**What needs to be done**
Reply with one number only: the count of lines below that contain the word "name".

Entries with figure data

# # # # # # #

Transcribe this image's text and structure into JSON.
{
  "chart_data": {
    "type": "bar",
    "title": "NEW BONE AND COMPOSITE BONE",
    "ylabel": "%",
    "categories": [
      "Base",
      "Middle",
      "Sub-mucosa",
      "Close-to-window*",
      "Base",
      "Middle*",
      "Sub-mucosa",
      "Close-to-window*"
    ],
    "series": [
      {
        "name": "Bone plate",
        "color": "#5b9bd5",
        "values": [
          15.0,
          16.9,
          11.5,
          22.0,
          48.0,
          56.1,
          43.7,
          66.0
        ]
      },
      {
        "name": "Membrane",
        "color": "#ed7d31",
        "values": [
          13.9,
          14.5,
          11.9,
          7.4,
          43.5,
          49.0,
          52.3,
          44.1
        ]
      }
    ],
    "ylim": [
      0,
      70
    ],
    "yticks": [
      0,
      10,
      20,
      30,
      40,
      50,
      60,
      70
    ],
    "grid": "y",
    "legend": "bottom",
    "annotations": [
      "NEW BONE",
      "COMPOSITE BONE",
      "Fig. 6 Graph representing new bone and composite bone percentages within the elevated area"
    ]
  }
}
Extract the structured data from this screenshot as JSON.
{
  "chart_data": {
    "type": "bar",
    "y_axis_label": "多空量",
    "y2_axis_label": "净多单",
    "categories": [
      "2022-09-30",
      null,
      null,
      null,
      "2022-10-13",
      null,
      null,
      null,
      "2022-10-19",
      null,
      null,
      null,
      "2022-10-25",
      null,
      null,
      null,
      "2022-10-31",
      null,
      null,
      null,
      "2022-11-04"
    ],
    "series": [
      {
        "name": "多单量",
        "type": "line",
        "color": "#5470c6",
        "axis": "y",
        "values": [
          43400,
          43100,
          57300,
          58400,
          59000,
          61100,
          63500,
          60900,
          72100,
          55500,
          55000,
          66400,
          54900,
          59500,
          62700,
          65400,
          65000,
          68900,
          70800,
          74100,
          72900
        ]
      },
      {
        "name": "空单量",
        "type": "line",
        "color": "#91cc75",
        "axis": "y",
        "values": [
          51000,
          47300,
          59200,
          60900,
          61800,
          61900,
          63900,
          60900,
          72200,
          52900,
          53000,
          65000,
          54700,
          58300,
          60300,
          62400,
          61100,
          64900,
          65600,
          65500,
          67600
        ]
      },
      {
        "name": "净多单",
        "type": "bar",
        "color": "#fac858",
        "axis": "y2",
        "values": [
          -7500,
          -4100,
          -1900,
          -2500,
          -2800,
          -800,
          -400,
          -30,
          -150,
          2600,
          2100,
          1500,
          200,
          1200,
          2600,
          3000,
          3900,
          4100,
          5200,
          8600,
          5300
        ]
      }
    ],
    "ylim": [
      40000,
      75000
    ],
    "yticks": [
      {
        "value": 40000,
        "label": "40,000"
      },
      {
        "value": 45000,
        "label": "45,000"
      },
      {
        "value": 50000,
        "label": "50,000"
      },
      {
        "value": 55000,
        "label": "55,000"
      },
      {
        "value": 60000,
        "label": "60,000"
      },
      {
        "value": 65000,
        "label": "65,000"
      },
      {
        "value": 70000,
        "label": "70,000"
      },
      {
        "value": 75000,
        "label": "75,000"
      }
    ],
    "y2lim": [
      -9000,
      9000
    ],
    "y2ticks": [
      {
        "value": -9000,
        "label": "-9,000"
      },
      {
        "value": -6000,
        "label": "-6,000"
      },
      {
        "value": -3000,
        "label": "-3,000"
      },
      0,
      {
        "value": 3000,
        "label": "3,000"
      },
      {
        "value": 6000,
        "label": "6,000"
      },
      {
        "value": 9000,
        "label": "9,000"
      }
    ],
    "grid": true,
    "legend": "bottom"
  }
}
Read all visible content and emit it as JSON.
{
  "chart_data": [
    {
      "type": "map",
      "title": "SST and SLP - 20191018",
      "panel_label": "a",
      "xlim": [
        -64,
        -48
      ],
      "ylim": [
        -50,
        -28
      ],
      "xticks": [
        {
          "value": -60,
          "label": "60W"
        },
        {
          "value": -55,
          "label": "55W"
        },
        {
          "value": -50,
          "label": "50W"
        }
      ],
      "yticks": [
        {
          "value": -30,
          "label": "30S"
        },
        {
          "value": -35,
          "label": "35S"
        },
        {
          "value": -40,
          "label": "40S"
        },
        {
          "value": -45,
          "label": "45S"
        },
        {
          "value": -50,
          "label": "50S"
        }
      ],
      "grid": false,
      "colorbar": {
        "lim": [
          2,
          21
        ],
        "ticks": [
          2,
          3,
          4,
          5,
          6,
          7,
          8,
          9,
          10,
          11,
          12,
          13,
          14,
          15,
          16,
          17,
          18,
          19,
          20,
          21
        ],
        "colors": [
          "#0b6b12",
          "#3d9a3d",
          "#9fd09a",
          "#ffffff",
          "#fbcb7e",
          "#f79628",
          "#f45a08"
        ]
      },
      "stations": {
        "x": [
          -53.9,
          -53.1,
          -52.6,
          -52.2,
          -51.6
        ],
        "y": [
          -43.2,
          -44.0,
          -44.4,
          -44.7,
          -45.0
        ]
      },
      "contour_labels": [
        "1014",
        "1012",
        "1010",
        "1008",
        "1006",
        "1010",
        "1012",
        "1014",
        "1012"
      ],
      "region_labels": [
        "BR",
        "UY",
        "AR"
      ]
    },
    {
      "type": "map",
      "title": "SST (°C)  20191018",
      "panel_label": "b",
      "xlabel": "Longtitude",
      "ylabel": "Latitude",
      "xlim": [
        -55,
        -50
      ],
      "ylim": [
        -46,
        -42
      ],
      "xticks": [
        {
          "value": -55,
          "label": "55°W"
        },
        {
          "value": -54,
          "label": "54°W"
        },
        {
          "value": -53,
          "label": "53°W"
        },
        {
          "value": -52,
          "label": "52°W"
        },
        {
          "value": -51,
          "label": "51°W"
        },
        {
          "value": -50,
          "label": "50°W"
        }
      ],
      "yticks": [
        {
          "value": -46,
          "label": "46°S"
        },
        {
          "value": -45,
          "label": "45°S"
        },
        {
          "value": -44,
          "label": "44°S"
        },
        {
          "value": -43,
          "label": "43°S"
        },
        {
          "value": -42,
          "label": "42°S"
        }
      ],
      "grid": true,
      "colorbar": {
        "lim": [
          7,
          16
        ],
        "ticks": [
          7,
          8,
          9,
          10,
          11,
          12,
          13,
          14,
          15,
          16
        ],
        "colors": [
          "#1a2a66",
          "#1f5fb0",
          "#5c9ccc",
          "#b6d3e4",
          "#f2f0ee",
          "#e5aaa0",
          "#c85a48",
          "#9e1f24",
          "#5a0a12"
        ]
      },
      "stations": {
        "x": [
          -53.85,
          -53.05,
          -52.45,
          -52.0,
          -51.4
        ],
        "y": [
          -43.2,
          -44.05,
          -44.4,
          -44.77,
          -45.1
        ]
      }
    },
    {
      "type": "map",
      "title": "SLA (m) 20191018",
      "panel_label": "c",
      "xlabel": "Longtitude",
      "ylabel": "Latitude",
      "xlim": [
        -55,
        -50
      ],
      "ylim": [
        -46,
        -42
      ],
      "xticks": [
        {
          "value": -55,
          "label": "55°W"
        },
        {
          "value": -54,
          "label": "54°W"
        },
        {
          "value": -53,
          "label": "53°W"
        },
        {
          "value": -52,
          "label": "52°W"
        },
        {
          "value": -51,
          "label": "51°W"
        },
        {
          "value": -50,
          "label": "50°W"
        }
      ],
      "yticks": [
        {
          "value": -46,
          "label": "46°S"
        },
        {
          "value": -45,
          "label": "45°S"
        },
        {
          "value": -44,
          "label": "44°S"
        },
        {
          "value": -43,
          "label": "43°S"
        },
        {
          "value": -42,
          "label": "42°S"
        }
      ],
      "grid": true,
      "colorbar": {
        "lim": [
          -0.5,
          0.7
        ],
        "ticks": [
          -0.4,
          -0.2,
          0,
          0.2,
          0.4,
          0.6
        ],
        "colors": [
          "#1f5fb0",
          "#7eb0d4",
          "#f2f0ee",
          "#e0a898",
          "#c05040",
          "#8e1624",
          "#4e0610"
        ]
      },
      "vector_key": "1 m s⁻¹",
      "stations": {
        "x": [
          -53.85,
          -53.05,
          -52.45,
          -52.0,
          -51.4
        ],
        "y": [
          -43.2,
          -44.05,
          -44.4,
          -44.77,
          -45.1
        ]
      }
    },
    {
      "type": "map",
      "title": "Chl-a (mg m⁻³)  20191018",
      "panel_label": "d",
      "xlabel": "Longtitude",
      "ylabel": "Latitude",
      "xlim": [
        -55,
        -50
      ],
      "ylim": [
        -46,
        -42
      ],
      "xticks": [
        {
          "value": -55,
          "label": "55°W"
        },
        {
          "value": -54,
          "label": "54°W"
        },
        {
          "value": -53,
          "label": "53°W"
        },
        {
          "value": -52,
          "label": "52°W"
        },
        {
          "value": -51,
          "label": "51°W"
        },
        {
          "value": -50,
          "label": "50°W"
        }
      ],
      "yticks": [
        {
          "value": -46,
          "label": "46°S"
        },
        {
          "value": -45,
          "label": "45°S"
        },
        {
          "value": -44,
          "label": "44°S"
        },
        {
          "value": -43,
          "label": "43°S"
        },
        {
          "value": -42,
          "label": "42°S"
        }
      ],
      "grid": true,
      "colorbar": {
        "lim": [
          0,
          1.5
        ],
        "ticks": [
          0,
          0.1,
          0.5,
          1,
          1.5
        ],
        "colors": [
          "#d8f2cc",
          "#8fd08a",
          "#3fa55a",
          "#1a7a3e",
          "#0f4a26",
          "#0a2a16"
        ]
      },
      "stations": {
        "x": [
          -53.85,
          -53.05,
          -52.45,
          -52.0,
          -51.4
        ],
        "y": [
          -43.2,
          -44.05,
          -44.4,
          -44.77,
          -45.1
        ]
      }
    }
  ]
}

# # # # # # #

**Task solution**
5